## SUPPLIED INFORMATION
....
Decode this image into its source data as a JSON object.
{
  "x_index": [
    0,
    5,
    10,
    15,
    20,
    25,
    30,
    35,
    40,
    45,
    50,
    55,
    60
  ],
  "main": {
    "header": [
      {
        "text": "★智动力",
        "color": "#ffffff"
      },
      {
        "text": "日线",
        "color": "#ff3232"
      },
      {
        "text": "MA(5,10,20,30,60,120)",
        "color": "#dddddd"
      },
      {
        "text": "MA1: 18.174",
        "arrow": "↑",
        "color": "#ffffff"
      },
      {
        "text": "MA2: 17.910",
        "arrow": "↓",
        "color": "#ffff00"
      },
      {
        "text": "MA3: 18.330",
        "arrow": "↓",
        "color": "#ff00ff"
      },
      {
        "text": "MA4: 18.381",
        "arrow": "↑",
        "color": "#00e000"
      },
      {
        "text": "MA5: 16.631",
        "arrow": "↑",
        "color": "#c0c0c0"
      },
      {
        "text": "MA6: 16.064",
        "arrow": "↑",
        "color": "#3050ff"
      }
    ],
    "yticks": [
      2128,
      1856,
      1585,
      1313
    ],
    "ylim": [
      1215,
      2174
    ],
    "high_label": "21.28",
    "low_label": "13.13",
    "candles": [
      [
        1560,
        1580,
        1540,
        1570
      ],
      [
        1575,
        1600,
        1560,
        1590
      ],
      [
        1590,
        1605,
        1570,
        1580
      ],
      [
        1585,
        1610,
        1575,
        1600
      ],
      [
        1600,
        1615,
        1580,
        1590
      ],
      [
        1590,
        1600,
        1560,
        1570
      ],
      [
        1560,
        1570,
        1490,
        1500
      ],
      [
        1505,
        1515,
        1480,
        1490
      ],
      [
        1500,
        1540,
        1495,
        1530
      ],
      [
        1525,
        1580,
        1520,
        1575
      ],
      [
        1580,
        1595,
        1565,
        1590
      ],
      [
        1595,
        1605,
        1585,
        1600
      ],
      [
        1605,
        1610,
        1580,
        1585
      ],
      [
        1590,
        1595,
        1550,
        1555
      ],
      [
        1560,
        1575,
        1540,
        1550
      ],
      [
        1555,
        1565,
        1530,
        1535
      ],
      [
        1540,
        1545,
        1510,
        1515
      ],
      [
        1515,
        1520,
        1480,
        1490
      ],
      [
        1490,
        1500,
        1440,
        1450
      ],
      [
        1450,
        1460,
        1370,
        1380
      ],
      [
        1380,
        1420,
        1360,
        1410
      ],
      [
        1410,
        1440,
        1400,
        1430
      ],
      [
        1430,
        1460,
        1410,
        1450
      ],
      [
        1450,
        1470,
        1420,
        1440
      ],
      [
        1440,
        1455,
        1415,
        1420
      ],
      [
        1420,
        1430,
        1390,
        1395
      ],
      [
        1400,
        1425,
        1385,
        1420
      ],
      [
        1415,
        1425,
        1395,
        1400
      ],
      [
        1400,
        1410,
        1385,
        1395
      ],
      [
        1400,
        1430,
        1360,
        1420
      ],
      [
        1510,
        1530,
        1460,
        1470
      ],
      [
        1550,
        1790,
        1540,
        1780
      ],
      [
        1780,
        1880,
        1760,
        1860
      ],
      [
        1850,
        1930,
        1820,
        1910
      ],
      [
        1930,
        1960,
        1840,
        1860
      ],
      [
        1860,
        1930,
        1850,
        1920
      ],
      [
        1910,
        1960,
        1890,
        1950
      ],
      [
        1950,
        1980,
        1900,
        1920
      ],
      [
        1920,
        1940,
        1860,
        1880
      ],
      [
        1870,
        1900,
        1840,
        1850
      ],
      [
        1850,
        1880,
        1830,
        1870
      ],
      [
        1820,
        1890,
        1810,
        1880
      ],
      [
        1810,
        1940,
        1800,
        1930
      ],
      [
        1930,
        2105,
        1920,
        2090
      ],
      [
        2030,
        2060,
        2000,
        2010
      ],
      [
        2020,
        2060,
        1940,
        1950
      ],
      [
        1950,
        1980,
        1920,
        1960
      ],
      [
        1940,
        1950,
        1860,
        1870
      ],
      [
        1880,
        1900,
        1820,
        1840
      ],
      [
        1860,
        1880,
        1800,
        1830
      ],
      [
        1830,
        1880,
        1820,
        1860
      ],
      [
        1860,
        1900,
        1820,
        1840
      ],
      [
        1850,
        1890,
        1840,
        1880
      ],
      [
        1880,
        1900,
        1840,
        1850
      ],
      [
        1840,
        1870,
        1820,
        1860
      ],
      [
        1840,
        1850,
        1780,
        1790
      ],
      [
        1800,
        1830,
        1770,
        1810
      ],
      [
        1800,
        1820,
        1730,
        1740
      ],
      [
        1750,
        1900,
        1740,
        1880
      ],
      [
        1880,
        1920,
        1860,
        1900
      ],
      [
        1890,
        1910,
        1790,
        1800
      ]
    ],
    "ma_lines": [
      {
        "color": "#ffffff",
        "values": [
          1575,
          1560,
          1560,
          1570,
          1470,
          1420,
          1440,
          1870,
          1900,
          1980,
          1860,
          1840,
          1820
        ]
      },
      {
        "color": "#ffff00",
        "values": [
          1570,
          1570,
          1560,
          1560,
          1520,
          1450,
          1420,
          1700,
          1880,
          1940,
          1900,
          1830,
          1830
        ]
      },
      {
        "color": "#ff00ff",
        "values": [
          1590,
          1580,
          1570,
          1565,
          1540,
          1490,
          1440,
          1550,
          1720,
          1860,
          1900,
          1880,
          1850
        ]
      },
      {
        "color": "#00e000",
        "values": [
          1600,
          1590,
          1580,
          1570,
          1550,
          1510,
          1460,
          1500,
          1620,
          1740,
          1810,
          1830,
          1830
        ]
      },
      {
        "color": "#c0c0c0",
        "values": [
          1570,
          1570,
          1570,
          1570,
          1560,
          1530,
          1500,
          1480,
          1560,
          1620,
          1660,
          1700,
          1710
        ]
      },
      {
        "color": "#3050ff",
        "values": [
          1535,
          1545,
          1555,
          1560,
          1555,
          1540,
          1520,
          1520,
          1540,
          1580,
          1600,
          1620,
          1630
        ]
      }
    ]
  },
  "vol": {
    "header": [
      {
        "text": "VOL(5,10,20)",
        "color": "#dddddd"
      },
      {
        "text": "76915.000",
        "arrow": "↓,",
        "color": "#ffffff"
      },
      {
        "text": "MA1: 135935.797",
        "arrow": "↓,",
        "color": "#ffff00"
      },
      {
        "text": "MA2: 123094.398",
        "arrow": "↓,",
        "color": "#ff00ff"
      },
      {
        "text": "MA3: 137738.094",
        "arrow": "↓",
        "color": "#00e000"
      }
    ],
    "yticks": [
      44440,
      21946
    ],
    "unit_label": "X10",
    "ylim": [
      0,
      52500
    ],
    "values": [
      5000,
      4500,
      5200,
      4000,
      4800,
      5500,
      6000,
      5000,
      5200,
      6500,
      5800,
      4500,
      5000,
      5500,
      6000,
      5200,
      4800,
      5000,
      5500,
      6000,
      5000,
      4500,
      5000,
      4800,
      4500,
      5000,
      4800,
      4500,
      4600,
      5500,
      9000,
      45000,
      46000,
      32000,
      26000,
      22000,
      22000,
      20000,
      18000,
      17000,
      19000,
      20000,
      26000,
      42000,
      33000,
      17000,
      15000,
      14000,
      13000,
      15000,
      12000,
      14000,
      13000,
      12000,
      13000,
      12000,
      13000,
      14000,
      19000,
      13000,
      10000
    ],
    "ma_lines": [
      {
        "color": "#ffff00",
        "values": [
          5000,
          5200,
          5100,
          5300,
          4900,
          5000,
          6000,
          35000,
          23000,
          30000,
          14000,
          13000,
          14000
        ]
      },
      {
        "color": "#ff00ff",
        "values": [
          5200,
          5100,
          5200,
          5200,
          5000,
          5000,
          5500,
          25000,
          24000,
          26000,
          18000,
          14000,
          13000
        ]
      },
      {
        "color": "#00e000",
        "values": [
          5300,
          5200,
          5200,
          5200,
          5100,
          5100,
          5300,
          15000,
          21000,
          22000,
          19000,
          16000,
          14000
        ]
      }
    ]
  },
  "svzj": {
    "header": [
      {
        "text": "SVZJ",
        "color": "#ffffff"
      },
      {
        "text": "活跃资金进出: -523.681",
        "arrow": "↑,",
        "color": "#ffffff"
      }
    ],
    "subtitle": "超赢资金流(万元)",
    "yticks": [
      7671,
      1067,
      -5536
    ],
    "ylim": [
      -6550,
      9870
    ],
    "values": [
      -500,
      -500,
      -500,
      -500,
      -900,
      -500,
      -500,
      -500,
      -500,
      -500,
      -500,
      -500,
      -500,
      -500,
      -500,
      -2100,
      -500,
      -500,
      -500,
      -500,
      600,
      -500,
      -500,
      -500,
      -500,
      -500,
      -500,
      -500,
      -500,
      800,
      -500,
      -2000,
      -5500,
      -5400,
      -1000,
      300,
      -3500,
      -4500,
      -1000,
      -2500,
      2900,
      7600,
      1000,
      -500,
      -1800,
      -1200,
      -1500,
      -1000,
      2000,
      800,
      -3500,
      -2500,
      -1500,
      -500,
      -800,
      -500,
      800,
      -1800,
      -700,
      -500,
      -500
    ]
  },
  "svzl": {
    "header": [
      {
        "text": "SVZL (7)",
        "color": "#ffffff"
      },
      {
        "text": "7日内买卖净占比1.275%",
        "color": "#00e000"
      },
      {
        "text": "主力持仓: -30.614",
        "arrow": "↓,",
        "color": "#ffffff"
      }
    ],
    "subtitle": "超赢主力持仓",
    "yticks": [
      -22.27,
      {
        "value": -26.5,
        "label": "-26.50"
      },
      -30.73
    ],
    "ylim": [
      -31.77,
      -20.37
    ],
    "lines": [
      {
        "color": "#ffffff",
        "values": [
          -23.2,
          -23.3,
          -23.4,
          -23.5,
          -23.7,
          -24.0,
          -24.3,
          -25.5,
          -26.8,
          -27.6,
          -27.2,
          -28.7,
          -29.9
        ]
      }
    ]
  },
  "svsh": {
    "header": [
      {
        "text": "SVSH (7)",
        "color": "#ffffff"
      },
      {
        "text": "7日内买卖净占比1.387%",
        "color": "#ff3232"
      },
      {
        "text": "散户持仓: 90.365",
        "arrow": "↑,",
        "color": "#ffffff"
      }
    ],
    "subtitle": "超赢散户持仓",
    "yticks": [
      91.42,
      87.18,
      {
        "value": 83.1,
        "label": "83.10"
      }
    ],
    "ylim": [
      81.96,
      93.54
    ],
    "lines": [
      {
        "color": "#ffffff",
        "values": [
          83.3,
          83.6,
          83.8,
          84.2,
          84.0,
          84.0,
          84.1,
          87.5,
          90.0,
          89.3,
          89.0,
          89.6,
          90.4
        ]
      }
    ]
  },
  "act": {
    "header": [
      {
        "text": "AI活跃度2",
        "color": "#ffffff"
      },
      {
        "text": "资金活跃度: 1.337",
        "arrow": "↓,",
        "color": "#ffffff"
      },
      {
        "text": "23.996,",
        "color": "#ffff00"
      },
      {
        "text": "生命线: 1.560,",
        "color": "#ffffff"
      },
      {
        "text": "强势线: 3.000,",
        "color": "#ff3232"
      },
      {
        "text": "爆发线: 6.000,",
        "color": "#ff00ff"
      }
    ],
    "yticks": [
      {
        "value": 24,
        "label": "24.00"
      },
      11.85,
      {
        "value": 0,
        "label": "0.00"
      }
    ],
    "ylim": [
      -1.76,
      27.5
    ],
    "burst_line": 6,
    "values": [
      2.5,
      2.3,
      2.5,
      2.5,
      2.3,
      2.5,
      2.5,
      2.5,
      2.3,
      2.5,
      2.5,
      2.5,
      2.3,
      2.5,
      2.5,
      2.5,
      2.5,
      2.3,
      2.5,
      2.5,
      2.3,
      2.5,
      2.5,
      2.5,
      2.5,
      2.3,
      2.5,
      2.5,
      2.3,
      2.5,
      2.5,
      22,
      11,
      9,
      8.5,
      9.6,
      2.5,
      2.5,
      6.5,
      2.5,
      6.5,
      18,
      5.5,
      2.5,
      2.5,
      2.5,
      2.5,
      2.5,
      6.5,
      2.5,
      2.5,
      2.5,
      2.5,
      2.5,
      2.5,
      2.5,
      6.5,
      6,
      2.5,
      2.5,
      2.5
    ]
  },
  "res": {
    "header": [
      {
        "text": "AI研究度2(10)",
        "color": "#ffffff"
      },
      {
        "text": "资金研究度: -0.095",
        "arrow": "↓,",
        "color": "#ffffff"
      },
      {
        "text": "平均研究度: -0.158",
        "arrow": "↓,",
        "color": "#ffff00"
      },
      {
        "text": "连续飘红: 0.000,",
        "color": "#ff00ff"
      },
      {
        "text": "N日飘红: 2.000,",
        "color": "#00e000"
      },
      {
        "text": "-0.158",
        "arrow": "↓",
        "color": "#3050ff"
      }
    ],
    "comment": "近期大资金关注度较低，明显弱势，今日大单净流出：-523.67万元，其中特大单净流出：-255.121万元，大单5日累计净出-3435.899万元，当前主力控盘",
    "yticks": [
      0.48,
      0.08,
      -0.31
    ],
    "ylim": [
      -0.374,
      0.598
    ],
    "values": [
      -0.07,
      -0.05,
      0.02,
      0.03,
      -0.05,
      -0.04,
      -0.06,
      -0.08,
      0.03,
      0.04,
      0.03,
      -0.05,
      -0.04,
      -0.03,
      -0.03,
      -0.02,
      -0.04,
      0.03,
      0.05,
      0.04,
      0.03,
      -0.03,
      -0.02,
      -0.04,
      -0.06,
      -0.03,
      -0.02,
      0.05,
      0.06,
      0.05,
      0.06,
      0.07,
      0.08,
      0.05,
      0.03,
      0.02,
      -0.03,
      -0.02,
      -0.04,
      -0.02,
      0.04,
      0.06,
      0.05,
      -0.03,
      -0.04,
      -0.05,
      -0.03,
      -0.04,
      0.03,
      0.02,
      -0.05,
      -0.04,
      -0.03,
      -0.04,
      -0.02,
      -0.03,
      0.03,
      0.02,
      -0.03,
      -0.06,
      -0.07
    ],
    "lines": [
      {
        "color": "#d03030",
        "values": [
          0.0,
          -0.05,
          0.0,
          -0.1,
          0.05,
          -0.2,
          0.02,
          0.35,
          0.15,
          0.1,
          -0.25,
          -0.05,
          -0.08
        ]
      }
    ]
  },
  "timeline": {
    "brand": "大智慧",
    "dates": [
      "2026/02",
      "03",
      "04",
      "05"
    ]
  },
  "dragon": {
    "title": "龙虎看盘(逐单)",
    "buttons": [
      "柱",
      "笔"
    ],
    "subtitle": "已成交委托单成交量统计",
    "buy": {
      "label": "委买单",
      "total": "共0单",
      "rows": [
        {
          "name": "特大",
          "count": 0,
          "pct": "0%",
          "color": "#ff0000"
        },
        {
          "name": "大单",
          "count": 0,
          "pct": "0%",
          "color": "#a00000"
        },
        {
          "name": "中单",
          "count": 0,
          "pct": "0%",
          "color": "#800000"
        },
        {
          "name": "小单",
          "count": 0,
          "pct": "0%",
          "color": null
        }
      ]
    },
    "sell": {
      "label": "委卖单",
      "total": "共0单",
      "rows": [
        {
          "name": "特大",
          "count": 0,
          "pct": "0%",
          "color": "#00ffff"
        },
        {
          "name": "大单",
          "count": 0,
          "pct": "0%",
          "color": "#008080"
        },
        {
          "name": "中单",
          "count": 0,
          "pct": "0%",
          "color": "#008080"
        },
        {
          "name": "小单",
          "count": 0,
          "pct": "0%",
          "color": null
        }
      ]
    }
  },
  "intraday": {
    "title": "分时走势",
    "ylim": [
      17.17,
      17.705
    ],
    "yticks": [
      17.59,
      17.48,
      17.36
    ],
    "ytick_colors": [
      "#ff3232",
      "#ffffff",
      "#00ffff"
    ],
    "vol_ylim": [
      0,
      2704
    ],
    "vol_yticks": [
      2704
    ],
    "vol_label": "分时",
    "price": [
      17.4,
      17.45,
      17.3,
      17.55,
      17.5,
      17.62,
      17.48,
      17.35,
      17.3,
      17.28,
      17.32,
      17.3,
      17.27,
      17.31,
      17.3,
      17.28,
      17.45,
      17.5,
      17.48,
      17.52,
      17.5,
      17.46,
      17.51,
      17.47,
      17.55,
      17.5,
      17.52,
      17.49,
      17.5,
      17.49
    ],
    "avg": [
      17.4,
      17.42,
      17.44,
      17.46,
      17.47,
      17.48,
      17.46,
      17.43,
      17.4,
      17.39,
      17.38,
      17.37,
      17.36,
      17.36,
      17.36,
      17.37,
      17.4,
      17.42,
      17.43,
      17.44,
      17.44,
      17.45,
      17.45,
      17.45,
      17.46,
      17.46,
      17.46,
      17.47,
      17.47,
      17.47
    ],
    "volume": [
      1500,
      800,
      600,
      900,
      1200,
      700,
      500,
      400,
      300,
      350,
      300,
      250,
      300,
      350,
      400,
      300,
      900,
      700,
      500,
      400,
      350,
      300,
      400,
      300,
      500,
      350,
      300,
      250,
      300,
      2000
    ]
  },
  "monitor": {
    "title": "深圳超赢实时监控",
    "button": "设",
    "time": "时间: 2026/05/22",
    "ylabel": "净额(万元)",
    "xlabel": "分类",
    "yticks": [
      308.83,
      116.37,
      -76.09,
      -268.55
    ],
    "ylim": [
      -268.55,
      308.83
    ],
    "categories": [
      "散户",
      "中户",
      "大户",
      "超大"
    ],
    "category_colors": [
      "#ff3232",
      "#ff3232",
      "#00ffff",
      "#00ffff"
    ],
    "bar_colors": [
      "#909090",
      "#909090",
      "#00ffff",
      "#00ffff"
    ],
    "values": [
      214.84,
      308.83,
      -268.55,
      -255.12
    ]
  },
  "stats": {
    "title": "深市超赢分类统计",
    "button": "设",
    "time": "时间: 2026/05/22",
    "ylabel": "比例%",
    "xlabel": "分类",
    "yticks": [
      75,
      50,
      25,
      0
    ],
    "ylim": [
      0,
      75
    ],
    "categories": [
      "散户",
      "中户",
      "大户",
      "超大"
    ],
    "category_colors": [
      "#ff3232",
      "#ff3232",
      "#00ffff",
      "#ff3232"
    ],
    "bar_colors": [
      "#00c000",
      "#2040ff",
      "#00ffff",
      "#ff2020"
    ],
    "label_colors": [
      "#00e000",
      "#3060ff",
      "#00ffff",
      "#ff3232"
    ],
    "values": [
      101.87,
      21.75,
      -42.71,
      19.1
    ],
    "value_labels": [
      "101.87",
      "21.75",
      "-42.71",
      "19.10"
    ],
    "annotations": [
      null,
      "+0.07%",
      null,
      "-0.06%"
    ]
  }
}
....
## YOUR OBJECTIVE
Look through the records and count each line that holds "subtitle". Write only the total.

## WRITTEN SOLUTION
4